- STATED GOAL -
The records below are to be quoted in full; please keep every word exact.
══ ENTRIES ══
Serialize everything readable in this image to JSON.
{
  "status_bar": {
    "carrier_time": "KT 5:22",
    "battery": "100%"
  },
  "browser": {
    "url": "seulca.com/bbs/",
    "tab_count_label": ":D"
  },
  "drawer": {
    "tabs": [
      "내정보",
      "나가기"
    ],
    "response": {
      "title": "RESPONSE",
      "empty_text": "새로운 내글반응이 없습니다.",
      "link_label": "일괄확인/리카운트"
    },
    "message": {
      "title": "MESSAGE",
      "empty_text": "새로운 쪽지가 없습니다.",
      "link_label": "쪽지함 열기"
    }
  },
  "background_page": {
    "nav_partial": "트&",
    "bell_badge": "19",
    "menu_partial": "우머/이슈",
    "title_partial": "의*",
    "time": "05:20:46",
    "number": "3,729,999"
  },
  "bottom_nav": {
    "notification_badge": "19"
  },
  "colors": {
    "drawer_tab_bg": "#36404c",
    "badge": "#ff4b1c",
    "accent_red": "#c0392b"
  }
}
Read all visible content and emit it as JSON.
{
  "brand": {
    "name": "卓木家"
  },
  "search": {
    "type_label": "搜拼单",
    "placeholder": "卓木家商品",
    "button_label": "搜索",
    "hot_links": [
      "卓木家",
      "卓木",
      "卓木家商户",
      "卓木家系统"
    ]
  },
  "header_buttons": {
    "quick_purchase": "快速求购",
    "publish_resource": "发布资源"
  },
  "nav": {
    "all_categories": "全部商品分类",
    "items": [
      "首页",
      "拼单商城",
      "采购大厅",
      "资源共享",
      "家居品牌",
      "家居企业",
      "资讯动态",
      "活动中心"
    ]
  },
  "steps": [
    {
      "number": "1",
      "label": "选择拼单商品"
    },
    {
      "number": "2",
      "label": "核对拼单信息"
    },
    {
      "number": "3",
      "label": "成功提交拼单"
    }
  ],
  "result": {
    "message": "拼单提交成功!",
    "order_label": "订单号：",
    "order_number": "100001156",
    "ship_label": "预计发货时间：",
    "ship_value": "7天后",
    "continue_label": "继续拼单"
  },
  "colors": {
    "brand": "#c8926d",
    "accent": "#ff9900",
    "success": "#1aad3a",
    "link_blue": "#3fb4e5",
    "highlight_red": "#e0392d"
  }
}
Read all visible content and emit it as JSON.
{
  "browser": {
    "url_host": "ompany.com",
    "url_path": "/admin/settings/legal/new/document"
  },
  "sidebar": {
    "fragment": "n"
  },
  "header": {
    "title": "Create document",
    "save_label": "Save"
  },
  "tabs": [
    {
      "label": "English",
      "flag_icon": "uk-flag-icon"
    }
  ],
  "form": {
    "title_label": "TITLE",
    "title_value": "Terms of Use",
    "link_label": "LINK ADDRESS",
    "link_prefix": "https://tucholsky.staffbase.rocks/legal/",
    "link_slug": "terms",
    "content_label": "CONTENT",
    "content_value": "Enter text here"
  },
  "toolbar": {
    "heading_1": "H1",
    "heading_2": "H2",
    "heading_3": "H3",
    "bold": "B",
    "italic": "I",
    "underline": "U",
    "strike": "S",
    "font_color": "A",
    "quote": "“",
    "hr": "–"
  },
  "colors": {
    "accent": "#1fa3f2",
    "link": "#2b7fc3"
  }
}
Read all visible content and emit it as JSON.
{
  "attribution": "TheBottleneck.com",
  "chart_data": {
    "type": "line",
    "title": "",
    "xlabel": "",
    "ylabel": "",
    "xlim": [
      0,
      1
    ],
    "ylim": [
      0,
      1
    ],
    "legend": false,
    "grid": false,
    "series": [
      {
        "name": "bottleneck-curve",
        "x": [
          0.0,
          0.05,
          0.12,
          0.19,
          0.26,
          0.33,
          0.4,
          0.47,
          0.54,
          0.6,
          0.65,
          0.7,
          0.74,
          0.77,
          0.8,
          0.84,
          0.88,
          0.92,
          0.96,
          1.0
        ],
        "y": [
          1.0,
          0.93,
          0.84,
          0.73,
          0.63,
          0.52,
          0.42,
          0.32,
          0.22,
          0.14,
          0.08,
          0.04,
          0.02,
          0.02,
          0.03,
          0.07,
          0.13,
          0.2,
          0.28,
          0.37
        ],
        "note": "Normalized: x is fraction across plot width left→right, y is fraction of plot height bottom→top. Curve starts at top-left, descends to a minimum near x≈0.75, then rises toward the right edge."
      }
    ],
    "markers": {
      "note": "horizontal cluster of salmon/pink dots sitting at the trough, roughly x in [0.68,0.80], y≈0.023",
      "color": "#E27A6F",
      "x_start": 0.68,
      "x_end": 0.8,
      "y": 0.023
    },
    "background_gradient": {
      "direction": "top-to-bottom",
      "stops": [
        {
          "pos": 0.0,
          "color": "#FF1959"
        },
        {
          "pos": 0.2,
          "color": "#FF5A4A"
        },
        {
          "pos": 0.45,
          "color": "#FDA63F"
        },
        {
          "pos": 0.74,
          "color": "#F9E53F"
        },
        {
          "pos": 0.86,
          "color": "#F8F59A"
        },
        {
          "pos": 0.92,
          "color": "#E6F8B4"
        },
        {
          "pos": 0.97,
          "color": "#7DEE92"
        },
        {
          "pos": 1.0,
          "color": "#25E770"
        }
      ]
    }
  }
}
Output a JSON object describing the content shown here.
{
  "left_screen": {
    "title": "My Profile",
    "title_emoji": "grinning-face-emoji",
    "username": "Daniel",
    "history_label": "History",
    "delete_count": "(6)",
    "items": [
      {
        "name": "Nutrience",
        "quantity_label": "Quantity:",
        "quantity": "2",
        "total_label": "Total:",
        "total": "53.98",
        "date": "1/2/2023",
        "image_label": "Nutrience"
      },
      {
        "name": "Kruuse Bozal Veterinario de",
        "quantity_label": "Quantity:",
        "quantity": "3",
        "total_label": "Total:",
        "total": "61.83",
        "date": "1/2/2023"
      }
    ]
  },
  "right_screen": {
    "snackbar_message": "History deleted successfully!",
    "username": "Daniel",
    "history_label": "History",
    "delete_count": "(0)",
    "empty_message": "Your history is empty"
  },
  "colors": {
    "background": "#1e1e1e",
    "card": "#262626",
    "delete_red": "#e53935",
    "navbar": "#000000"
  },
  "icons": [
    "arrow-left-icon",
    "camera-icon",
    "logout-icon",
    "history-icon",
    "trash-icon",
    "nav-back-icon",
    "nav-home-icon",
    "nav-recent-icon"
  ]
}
═══
- FINISHED TASK -
Serialize everything readable in this image to JSON.
{
  "status_bar": {
    "carrier_time": "KT 5:22",
    "battery": "100%"
  },
  "browser": {
    "url": "seulca.com/bbs/",
    "tab_count_label": ":D"
  },
  "drawer": {
    "tabs": [
      "내정보",
      "나가기"
    ],
    "response": {
      "title": "RESPONSE",
      "empty_text": "새로운 내글반응이 없습니다.",
      "link_label": "일괄확인/리카운트"
    },
    "message": {
      "title": "MESSAGE",
      "empty_text": "새로운 쪽지가 없습니다.",
      "link_label": "쪽지함 열기"
    }
  },
  "background_page": {
    "nav_partial": "트&",
    "bell_badge": "19",
    "menu_partial": "우머/이슈",
    "title_partial": "의*",
    "time": "05:20:46",
    "number": "3,729,999"
  },
  "bottom_nav": {
    "notification_badge": "19"
  },
  "colors": {
    "drawer_tab_bg": "#36404c",
    "badge": "#ff4b1c",
    "accent_red": "#c0392b"
  }
}
Read all visible content and emit it as JSON.
{
  "brand": {
    "name": "卓木家"
  },
  "search": {
    "type_label": "搜拼单",
    "placeholder": "卓木家商品",
    "button_label": "搜索",
    "hot_links": [
      "卓木家",
      "卓木",
      "卓木家商户",
      "卓木家系统"
    ]
  },
  "header_buttons": {
    "quick_purchase": "快速求购",
    "publish_resource": "发布资源"
  },
  "nav": {
    "all_categories": "全部商品分类",
    "items": [
      "首页",
      "拼单商城",
      "采购大厅",
      "资源共享",
      "家居品牌",
      "家居企业",
      "资讯动态",
      "活动中心"
    ]
  },
  "steps": [
    {
      "number": "1",
      "label": "选择拼单商品"
    },
    {
      "number": "2",
      "label": "核对拼单信息"
    },
    {
      "number": "3",
      "label": "成功提交拼单"
    }
  ],
  "result": {
    "message": "拼单提交成功!",
    "order_label": "订单号：",
    "order_number": "100001156",
    "ship_label": "预计发货时间：",
    "ship_value": "7天后",
    "continue_label": "继续拼单"
  },
  "colors": {
    "brand": "#c8926d",
    "accent": "#ff9900",
    "success": "#1aad3a",
    "link_blue": "#3fb4e5",
    "highlight_red": "#e0392d"
  }
}
Read all visible content and emit it as JSON.
{
  "browser": {
    "url_host": "ompany.com",
    "url_path": "/admin/settings/legal/new/document"
  },
  "sidebar": {
    "fragment": "n"
  },
  "header": {
    "title": "Create document",
    "save_label": "Save"
  },
  "tabs": [
    {
      "label": "English",
      "flag_icon": "uk-flag-icon"
    }
  ],
  "form": {
    "title_label": "TITLE",
    "title_value": "Terms of Use",
    "link_label": "LINK ADDRESS",
    "link_prefix": "https://tucholsky.staffbase.rocks/legal/",
    "link_slug": "terms",
    "content_label": "CONTENT",
    "content_value": "Enter text here"
  },
  "toolbar": {
    "heading_1": "H1",
    "heading_2": "H2",
    "heading_3": "H3",
    "bold": "B",
    "italic": "I",
    "underline": "U",
    "strike": "S",
    "font_color": "A",
    "quote": "“",
    "hr": "–"
  },
  "colors": {
    "accent": "#1fa3f2",
    "link": "#2b7fc3"
  }
}
Read all visible content and emit it as JSON.
{
  "attribution": "TheBottleneck.com",
  "chart_data": {
    "type": "line",
    "title": "",
    "xlabel": "",
    "ylabel": "",
    "xlim": [
      0,
      1
    ],
    "ylim": [
      0,
      1
    ],
    "legend": false,
    "grid": false,
    "series": [
      {
        "name": "bottleneck-curve",
        "x": [
          0.0,
          0.05,
          0.12,
          0.19,
          0.26,
          0.33,
          0.4,
          0.47,
          0.54,
          0.6,
          0.65,
          0.7,
          0.74,
          0.77,
          0.8,
          0.84,
          0.88,
          0.92,
          0.96,
          1.0
        ],
        "y": [
          1.0,
          0.93,
          0.84,
          0.73,
          0.63,
          0.52,
          0.42,
          0.32,
          0.22,
          0.14,
          0.08,
          0.04,
          0.02,
          0.02,
          0.03,
          0.07,
          0.13,
          0.2,
          0.28,
          0.37
        ],
        "note": "Normalized: x is fraction across plot width left→right, y is fraction of plot height bottom→top. Curve starts at top-left, descends to a minimum near x≈0.75, then rises toward the right edge."
      }
    ],
    "markers": {
      "note": "horizontal cluster of salmon/pink dots sitting at the trough, roughly x in [0.68,0.80], y≈0.023",
      "color": "#E27A6F",
      "x_start": 0.68,
      "x_end": 0.8,
      "y": 0.023
    },
    "background_gradient": {
      "direction": "top-to-bottom",
      "stops": [
        {
          "pos": 0.0,
          "color": "#FF1959"
        },
        {
          "pos": 0.2,
          "color": "#FF5A4A"
        },
        {
          "pos": 0.45,
          "color": "#FDA63F"
        },
        {
          "pos": 0.74,
          "color": "#F9E53F"
        },
        {
          "pos": 0.86,
          "color": "#F8F59A"
        },
        {
          "pos": 0.92,
          "color": "#E6F8B4"
        },
        {
          "pos": 0.97,
          "color": "#7DEE92"
        },
        {
          "pos": 1.0,
          "color": "#25E770"
        }
      ]
    }
  }
}
Output a JSON object describing the content shown here.
{
  "left_screen": {
    "title": "My Profile",
    "title_emoji": "grinning-face-emoji",
    "username": "Daniel",
    "history_label": "History",
    "delete_count": "(6)",
    "items": [
      {
        "name": "Nutrience",
        "quantity_label": "Quantity:",
        "quantity": "2",
        "total_label": "Total:",
        "total": "53.98",
        "date": "1/2/2023",
        "image_label": "Nutrience"
      },
      {
        "name": "Kruuse Bozal Veterinario de",
        "quantity_label": "Quantity:",
        "quantity": "3",
        "total_label": "Total:",
        "total": "61.83",
        "date": "1/2/2023"
      }
    ]
  },
  "right_screen": {
    "snackbar_message": "History deleted successfully!",
    "username": "Daniel",
    "history_label": "History",
    "delete_count": "(0)",
    "empty_message": "Your history is empty"
  },
  "colors": {
    "background": "#1e1e1e",
    "card": "#262626",
    "delete_red": "#e53935",
    "navbar": "#000000"
  },
  "icons": [
    "arrow-left-icon",
    "camera-icon",
    "logout-icon",
    "history-icon",
    "trash-icon",
    "nav-back-icon",
    "nav-home-icon",
    "nav-recent-icon"
  ]
}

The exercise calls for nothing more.